SHORT TASK: Say the number of lines containing the string "subtitle", and say nothing else.

DATASET CONTENT:
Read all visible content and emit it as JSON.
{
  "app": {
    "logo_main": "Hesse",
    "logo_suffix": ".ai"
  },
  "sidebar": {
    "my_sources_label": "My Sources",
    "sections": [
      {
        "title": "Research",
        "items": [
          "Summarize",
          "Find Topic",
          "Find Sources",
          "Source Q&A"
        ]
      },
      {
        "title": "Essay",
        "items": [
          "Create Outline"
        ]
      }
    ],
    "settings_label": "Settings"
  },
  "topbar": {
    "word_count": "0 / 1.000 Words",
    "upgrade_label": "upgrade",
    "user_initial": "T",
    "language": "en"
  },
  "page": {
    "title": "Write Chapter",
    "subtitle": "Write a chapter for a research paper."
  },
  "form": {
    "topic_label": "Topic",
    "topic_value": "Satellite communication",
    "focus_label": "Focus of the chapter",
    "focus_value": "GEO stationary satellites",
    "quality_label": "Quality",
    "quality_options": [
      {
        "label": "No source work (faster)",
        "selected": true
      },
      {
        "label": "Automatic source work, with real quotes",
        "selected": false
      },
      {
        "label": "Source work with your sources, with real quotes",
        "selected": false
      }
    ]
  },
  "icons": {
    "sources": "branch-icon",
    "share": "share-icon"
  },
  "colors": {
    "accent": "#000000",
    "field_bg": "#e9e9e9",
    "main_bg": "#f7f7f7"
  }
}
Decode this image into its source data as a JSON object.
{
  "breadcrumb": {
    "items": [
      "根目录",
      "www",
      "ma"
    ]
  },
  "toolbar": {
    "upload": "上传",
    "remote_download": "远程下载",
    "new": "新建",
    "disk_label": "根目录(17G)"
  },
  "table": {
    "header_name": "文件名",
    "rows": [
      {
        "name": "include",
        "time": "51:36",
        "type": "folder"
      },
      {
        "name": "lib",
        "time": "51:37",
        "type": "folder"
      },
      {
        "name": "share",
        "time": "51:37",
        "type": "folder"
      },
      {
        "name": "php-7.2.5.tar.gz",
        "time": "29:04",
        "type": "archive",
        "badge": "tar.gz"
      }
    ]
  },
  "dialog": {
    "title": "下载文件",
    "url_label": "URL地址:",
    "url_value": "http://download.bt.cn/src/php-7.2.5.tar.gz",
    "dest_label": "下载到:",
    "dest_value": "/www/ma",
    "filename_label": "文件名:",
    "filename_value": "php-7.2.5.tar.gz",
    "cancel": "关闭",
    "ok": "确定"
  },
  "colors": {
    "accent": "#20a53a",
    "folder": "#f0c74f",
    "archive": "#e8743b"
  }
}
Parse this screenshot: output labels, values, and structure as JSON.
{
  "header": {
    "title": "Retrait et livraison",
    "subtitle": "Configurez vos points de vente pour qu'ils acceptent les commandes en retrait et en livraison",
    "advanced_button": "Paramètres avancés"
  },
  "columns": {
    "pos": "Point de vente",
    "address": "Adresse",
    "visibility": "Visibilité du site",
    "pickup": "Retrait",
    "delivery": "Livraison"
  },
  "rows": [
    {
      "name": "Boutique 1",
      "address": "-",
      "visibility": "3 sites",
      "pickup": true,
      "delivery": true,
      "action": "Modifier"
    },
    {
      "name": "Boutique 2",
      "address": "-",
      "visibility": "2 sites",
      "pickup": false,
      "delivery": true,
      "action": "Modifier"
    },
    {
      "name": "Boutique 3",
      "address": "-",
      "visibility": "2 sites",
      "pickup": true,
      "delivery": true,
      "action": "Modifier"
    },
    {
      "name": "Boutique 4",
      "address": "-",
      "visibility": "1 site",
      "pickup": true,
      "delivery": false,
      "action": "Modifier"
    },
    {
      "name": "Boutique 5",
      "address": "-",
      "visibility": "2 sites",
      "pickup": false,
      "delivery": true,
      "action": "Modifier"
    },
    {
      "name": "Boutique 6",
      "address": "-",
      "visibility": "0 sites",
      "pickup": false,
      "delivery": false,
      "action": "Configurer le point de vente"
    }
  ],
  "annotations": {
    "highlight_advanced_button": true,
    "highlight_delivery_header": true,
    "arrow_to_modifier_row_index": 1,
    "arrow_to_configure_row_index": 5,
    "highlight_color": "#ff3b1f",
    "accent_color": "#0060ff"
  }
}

WORKED SOLUTION: 2